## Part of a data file
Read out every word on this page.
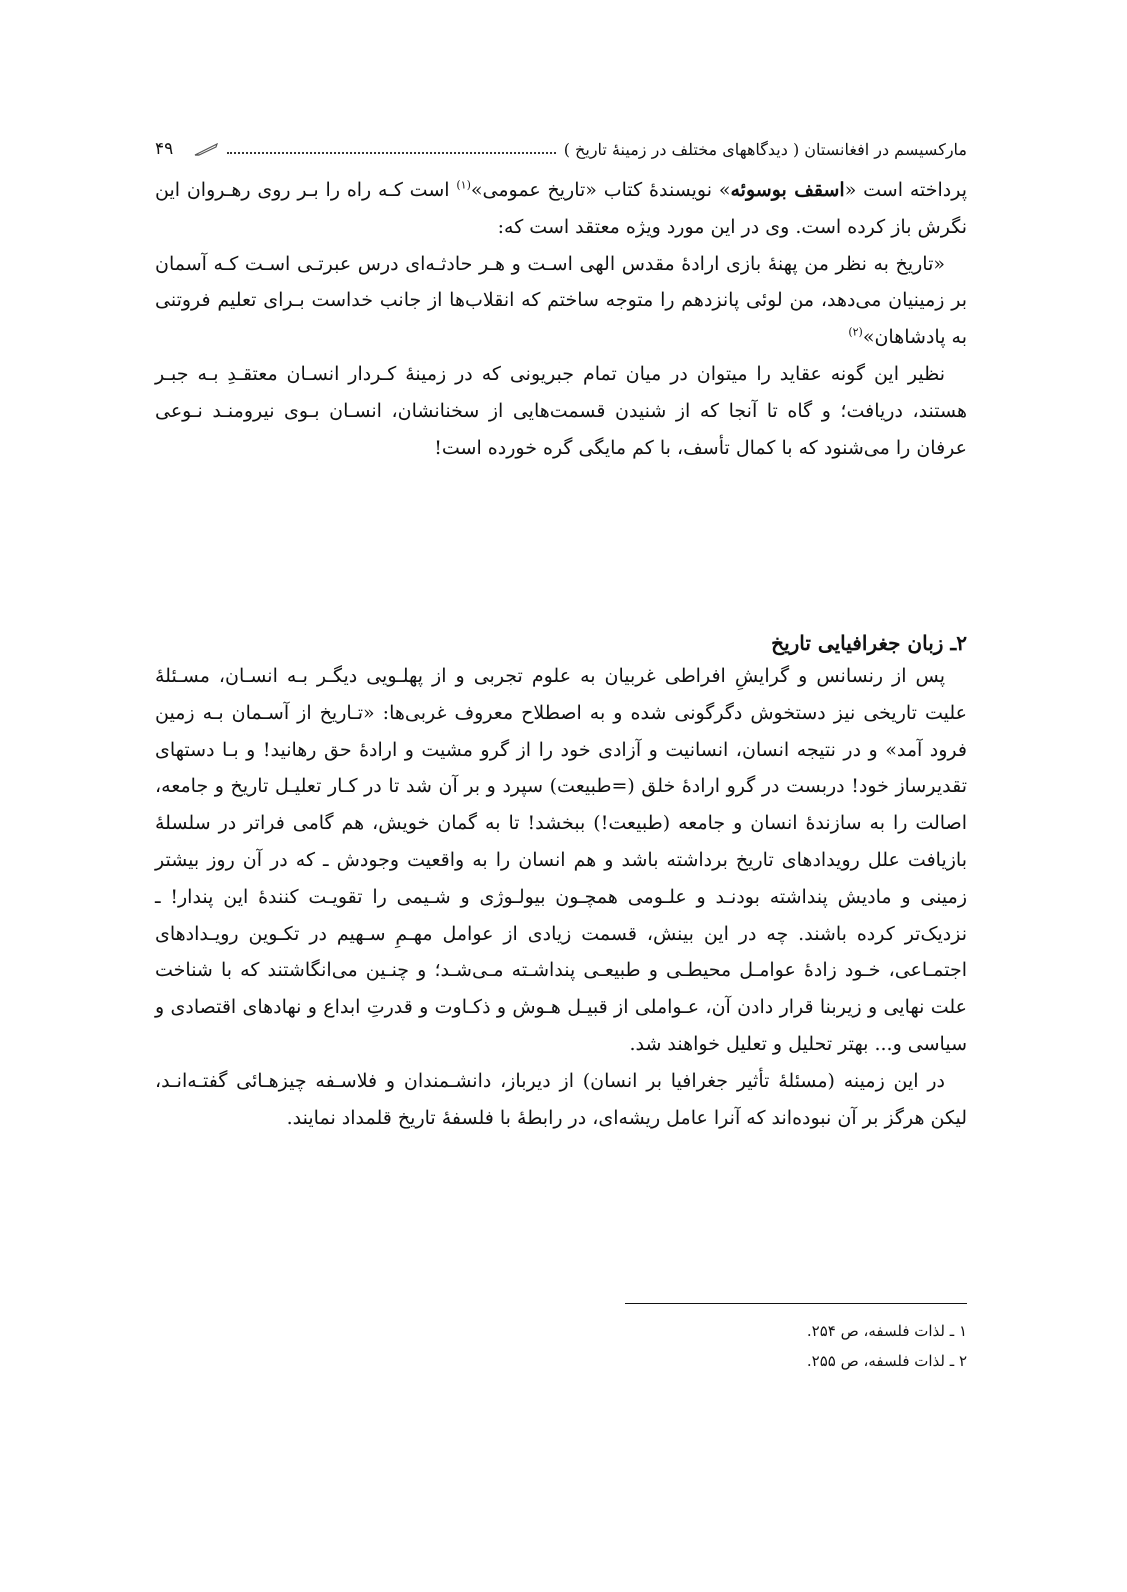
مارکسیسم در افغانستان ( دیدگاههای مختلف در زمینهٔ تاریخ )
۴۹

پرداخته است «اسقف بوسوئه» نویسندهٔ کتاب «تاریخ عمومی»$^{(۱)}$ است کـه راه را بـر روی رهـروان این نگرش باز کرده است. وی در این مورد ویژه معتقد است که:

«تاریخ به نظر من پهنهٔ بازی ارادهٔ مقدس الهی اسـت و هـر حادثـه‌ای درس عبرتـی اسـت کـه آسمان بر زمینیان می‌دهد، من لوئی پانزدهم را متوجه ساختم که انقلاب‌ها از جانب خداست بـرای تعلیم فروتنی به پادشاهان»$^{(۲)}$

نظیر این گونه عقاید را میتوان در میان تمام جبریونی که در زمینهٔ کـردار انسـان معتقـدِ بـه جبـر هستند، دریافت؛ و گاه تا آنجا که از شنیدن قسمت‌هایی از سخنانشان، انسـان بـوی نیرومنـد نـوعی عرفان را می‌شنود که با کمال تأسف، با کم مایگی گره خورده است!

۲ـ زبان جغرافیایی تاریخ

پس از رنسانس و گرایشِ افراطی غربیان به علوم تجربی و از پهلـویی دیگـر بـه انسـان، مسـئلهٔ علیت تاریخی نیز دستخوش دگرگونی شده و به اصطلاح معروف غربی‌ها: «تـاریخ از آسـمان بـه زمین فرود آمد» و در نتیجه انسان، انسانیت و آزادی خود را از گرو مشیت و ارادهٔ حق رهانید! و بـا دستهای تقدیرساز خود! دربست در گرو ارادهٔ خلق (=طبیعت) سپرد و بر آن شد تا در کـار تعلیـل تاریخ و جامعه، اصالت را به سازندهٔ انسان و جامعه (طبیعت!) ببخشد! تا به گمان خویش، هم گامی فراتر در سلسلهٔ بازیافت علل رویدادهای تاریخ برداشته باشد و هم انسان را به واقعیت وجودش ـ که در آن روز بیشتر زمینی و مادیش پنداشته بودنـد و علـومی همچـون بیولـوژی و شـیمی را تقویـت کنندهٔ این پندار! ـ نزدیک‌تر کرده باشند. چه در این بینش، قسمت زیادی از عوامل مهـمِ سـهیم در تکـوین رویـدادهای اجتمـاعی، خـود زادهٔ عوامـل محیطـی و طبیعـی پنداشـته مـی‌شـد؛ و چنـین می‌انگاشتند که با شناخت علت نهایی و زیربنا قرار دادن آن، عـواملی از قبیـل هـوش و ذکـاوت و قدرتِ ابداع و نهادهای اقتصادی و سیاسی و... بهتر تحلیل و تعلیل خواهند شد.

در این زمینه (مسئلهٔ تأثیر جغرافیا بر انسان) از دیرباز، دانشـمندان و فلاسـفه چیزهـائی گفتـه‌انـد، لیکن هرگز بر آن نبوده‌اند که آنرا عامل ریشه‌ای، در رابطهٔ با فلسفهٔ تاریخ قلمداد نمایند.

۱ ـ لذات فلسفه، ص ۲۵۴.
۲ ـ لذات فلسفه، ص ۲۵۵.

## TASK
In the listing, find each line with the string "تاریخ" and copy it.

## TASK SOLUTION
مارکسیسم در افغانستان ( دیدگاههای مختلف در زمینهٔ تاریخ )
پرداخته است «اسقف بوسوئه» نویسندهٔ کتاب «تاریخ عمومی»$^{(۱)}$ است کـه راه را بـر روی رهـروان این نگرش باز کرده است. وی در این مورد ویژه معتقد است که:
«تاریخ به نظر من پهنهٔ بازی ارادهٔ مقدس الهی اسـت و هـر حادثـه‌ای درس عبرتـی اسـت کـه آسمان بر زمینیان می‌دهد، من لوئی پانزدهم را متوجه ساختم که انقلاب‌ها از جانب خداست بـرای تعلیم فروتنی به پادشاهان»$^{(۲)}$
۲ـ زبان جغرافیایی تاریخ
پس از رنسانس و گرایشِ افراطی غربیان به علوم تجربی و از پهلـویی دیگـر بـه انسـان، مسـئلهٔ علیت تاریخی نیز دستخوش دگرگونی شده و به اصطلاح معروف غربی‌ها: «تـاریخ از آسـمان بـه زمین فرود آمد» و در نتیجه انسان، انسانیت و آزادی خود را از گرو مشیت و ارادهٔ حق رهانید! و بـا دستهای تقدیرساز خود! دربست در گرو ارادهٔ خلق (=طبیعت) سپرد و بر آن شد تا در کـار تعلیـل تاریخ و جامعه، اصالت را به سازندهٔ انسان و جامعه (طبیعت!) ببخشد! تا به گمان خویش، هم گامی فراتر در سلسلهٔ بازیافت علل رویدادهای تاریخ برداشته باشد و هم انسان را به واقعیت وجودش ـ که در آن روز بیشتر زمینی و مادیش پنداشته بودنـد و علـومی همچـون بیولـوژی و شـیمی را تقویـت کنندهٔ این پندار! ـ نزدیک‌تر کرده باشند. چه در این بینش، قسمت زیادی از عوامل مهـمِ سـهیم در تکـوین رویـدادهای اجتمـاعی، خـود زادهٔ عوامـل محیطـی و طبیعـی پنداشـته مـی‌شـد؛ و چنـین می‌انگاشتند که با شناخت علت نهایی و زیربنا قرار دادن آن، عـواملی از قبیـل هـوش و ذکـاوت و قدرتِ ابداع و نهادهای اقتصادی و سیاسی و... بهتر تحلیل و تعلیل خواهند شد.
در این زمینه (مسئلهٔ تأثیر جغرافیا بر انسان) از دیرباز، دانشـمندان و فلاسـفه چیزهـائی گفتـه‌انـد، لیکن هرگز بر آن نبوده‌اند که آنرا عامل ریشه‌ای، در رابطهٔ با فلسفهٔ تاریخ قلمداد نمایند.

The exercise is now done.